--- GIVEN REQUEST ---
Could you extract every one of the lines below and reproduce each one verbatim?

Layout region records
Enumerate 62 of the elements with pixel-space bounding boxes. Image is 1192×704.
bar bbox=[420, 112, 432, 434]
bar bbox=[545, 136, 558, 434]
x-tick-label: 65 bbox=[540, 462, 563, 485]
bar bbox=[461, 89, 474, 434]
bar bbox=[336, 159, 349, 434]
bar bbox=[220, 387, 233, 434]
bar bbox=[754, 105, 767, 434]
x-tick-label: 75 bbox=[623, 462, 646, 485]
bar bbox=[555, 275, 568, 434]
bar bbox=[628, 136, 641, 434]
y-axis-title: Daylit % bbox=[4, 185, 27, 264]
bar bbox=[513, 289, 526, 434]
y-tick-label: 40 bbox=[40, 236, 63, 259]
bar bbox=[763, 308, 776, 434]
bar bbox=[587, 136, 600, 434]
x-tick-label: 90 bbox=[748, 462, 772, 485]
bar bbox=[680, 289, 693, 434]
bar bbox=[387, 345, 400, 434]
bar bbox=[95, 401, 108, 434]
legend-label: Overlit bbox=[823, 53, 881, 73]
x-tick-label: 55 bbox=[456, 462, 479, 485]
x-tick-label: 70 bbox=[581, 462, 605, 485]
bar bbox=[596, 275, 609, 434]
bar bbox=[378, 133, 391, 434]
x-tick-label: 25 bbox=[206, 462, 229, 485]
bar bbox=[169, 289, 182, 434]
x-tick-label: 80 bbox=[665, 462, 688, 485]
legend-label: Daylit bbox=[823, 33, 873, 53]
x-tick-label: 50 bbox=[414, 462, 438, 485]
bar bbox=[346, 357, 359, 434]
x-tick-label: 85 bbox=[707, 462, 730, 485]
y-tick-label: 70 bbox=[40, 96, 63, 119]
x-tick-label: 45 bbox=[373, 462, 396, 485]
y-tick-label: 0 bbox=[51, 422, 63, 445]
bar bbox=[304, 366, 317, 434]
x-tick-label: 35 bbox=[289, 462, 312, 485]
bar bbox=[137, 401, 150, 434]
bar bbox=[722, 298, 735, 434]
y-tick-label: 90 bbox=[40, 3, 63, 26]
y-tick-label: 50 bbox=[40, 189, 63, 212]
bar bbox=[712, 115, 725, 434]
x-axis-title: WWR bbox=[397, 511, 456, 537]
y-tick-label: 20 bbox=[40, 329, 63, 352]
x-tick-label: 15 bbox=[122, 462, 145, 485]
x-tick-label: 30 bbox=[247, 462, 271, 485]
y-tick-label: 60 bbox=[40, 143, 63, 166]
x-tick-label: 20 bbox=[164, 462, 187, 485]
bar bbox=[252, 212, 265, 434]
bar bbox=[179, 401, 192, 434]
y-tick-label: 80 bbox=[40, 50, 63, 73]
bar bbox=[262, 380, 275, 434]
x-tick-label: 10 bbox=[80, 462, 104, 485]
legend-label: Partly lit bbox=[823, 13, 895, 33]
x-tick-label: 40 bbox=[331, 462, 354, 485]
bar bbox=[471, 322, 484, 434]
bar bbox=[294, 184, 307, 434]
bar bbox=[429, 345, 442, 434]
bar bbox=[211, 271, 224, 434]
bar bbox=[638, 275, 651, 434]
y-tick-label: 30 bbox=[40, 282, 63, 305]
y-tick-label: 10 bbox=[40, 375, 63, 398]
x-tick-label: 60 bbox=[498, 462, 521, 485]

--- EXPECTED OUTPUT ---
Enumerate 62 of the elements with pixel-space bounding boxes. Image is 1192×704.
bar bbox=[420, 112, 432, 434]
bar bbox=[545, 136, 558, 434]
x-tick-label: 65 bbox=[540, 462, 563, 485]
bar bbox=[461, 89, 474, 434]
bar bbox=[336, 159, 349, 434]
bar bbox=[220, 387, 233, 434]
bar bbox=[754, 105, 767, 434]
x-tick-label: 75 bbox=[623, 462, 646, 485]
bar bbox=[555, 275, 568, 434]
bar bbox=[628, 136, 641, 434]
y-axis-title: Daylit % bbox=[4, 185, 27, 264]
bar bbox=[513, 289, 526, 434]
y-tick-label: 40 bbox=[40, 236, 63, 259]
bar bbox=[763, 308, 776, 434]
bar bbox=[587, 136, 600, 434]
x-tick-label: 90 bbox=[748, 462, 772, 485]
bar bbox=[680, 289, 693, 434]
bar bbox=[387, 345, 400, 434]
bar bbox=[95, 401, 108, 434]
legend-label: Overlit bbox=[823, 53, 881, 73]
x-tick-label: 55 bbox=[456, 462, 479, 485]
x-tick-label: 70 bbox=[581, 462, 605, 485]
bar bbox=[596, 275, 609, 434]
bar bbox=[378, 133, 391, 434]
x-tick-label: 25 bbox=[206, 462, 229, 485]
bar bbox=[169, 289, 182, 434]
x-tick-label: 80 bbox=[665, 462, 688, 485]
legend-label: Daylit bbox=[823, 33, 873, 53]
x-tick-label: 50 bbox=[414, 462, 438, 485]
bar bbox=[346, 357, 359, 434]
x-tick-label: 85 bbox=[707, 462, 730, 485]
y-tick-label: 70 bbox=[40, 96, 63, 119]
x-tick-label: 45 bbox=[373, 462, 396, 485]
y-tick-label: 0 bbox=[51, 422, 63, 445]
bar bbox=[304, 366, 317, 434]
x-tick-label: 35 bbox=[289, 462, 312, 485]
bar bbox=[137, 401, 150, 434]
bar bbox=[722, 298, 735, 434]
y-tick-label: 90 bbox=[40, 3, 63, 26]
y-tick-label: 50 bbox=[40, 189, 63, 212]
bar bbox=[712, 115, 725, 434]
x-axis-title: WWR bbox=[397, 511, 456, 537]
y-tick-label: 20 bbox=[40, 329, 63, 352]
x-tick-label: 15 bbox=[122, 462, 145, 485]
x-tick-label: 30 bbox=[247, 462, 271, 485]
y-tick-label: 60 bbox=[40, 143, 63, 166]
x-tick-label: 20 bbox=[164, 462, 187, 485]
bar bbox=[252, 212, 265, 434]
bar bbox=[179, 401, 192, 434]
y-tick-label: 80 bbox=[40, 50, 63, 73]
bar bbox=[262, 380, 275, 434]
x-tick-label: 10 bbox=[80, 462, 104, 485]
legend-label: Partly lit bbox=[823, 13, 895, 33]
x-tick-label: 40 bbox=[331, 462, 354, 485]
bar bbox=[471, 322, 484, 434]
bar bbox=[294, 184, 307, 434]
bar bbox=[429, 345, 442, 434]
bar bbox=[211, 271, 224, 434]
bar bbox=[638, 275, 651, 434]
y-tick-label: 30 bbox=[40, 282, 63, 305]
y-tick-label: 10 bbox=[40, 375, 63, 398]
x-tick-label: 60 bbox=[498, 462, 521, 485]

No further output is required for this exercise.